- Given request -
Output the records exactly as they appear, with no pictures included.
****
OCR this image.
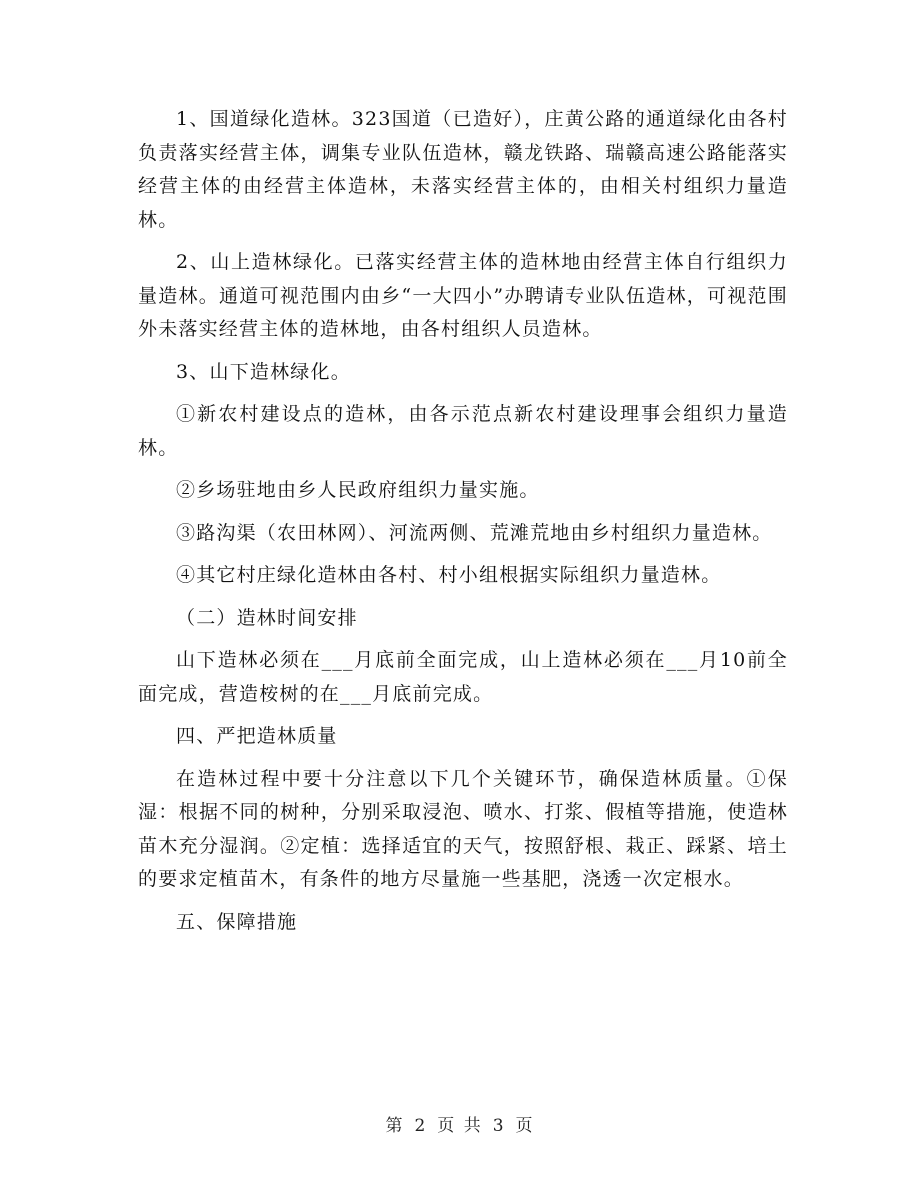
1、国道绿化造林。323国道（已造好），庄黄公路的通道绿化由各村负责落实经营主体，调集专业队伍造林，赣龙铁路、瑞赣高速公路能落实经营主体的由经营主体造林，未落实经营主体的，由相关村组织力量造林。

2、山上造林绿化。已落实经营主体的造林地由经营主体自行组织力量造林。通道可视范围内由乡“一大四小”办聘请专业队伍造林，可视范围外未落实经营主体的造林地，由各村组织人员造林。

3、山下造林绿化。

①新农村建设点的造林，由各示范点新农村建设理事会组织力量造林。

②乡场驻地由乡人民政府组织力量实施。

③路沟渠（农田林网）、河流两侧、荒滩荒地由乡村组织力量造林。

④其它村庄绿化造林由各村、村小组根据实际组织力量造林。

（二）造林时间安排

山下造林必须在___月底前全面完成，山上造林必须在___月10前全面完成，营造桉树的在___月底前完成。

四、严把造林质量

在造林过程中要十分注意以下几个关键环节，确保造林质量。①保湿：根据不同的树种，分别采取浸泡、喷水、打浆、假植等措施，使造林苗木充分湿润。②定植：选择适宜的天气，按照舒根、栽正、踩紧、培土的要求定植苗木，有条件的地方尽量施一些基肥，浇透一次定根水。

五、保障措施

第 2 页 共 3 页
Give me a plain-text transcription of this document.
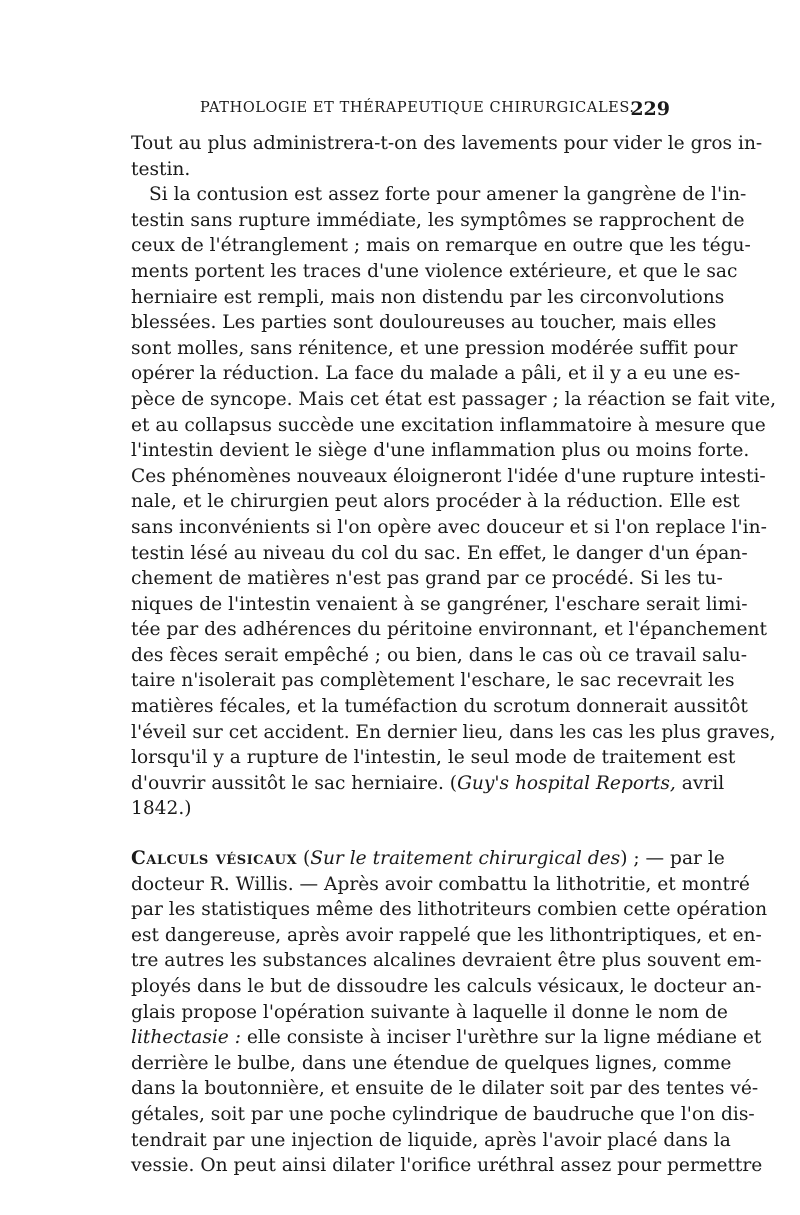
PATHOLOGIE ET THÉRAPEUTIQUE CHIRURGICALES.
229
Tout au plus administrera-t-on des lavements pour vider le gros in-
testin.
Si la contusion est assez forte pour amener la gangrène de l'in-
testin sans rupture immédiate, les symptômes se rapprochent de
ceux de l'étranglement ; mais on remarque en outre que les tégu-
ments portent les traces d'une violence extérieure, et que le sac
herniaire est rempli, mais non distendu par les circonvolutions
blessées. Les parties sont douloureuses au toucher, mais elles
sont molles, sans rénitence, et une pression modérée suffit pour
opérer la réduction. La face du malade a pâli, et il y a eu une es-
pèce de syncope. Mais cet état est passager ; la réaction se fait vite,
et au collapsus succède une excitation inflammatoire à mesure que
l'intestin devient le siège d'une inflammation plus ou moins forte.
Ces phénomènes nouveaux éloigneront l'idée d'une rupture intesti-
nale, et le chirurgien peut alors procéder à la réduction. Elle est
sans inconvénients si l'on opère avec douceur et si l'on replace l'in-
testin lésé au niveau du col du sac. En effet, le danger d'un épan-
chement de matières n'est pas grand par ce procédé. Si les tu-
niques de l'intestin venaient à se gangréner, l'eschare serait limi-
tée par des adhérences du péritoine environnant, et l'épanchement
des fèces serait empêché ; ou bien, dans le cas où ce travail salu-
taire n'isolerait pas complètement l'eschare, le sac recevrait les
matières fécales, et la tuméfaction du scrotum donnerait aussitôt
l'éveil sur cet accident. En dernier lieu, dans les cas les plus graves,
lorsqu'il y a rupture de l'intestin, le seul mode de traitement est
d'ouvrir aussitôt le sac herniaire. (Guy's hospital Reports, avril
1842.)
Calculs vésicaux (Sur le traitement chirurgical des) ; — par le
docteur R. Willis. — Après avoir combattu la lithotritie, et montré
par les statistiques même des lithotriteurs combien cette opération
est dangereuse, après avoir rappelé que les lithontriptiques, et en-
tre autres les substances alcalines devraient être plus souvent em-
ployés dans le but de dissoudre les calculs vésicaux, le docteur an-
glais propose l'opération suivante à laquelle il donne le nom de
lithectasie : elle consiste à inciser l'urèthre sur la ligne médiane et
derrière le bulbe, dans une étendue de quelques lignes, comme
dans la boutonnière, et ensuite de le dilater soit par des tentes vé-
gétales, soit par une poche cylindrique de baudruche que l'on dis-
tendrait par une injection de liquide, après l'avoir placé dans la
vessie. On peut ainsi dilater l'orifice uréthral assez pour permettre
****
- The response -
OCR this image.
1、国道绿化造林。323国道（已造好），庄黄公路的通道绿化由各村负责落实经营主体，调集专业队伍造林，赣龙铁路、瑞赣高速公路能落实经营主体的由经营主体造林，未落实经营主体的，由相关村组织力量造林。

2、山上造林绿化。已落实经营主体的造林地由经营主体自行组织力量造林。通道可视范围内由乡“一大四小”办聘请专业队伍造林，可视范围外未落实经营主体的造林地，由各村组织人员造林。

3、山下造林绿化。

①新农村建设点的造林，由各示范点新农村建设理事会组织力量造林。

②乡场驻地由乡人民政府组织力量实施。

③路沟渠（农田林网）、河流两侧、荒滩荒地由乡村组织力量造林。

④其它村庄绿化造林由各村、村小组根据实际组织力量造林。

（二）造林时间安排

山下造林必须在___月底前全面完成，山上造林必须在___月10前全面完成，营造桉树的在___月底前完成。

四、严把造林质量

在造林过程中要十分注意以下几个关键环节，确保造林质量。①保湿：根据不同的树种，分别采取浸泡、喷水、打浆、假植等措施，使造林苗木充分湿润。②定植：选择适宜的天气，按照舒根、栽正、踩紧、培土的要求定植苗木，有条件的地方尽量施一些基肥，浇透一次定根水。

五、保障措施

第 2 页 共 3 页
Give me a plain-text transcription of this document.
PATHOLOGIE ET THÉRAPEUTIQUE CHIRURGICALES.
229
Tout au plus administrera-t-on des lavements pour vider le gros in-
testin.
Si la contusion est assez forte pour amener la gangrène de l'in-
testin sans rupture immédiate, les symptômes se rapprochent de
ceux de l'étranglement ; mais on remarque en outre que les tégu-
ments portent les traces d'une violence extérieure, et que le sac
herniaire est rempli, mais non distendu par les circonvolutions
blessées. Les parties sont douloureuses au toucher, mais elles
sont molles, sans rénitence, et une pression modérée suffit pour
opérer la réduction. La face du malade a pâli, et il y a eu une es-
pèce de syncope. Mais cet état est passager ; la réaction se fait vite,
et au collapsus succède une excitation inflammatoire à mesure que
l'intestin devient le siège d'une inflammation plus ou moins forte.
Ces phénomènes nouveaux éloigneront l'idée d'une rupture intesti-
nale, et le chirurgien peut alors procéder à la réduction. Elle est
sans inconvénients si l'on opère avec douceur et si l'on replace l'in-
testin lésé au niveau du col du sac. En effet, le danger d'un épan-
chement de matières n'est pas grand par ce procédé. Si les tu-
niques de l'intestin venaient à se gangréner, l'eschare serait limi-
tée par des adhérences du péritoine environnant, et l'épanchement
des fèces serait empêché ; ou bien, dans le cas où ce travail salu-
taire n'isolerait pas complètement l'eschare, le sac recevrait les
matières fécales, et la tuméfaction du scrotum donnerait aussitôt
l'éveil sur cet accident. En dernier lieu, dans les cas les plus graves,
lorsqu'il y a rupture de l'intestin, le seul mode de traitement est
d'ouvrir aussitôt le sac herniaire. (Guy's hospital Reports, avril
1842.)
Calculs vésicaux (Sur le traitement chirurgical des) ; — par le
docteur R. Willis. — Après avoir combattu la lithotritie, et montré
par les statistiques même des lithotriteurs combien cette opération
est dangereuse, après avoir rappelé que les lithontriptiques, et en-
tre autres les substances alcalines devraient être plus souvent em-
ployés dans le but de dissoudre les calculs vésicaux, le docteur an-
glais propose l'opération suivante à laquelle il donne le nom de
lithectasie : elle consiste à inciser l'urèthre sur la ligne médiane et
derrière le bulbe, dans une étendue de quelques lignes, comme
dans la boutonnière, et ensuite de le dilater soit par des tentes vé-
gétales, soit par une poche cylindrique de baudruche que l'on dis-
tendrait par une injection de liquide, après l'avoir placé dans la
vessie. On peut ainsi dilater l'orifice uréthral assez pour permettre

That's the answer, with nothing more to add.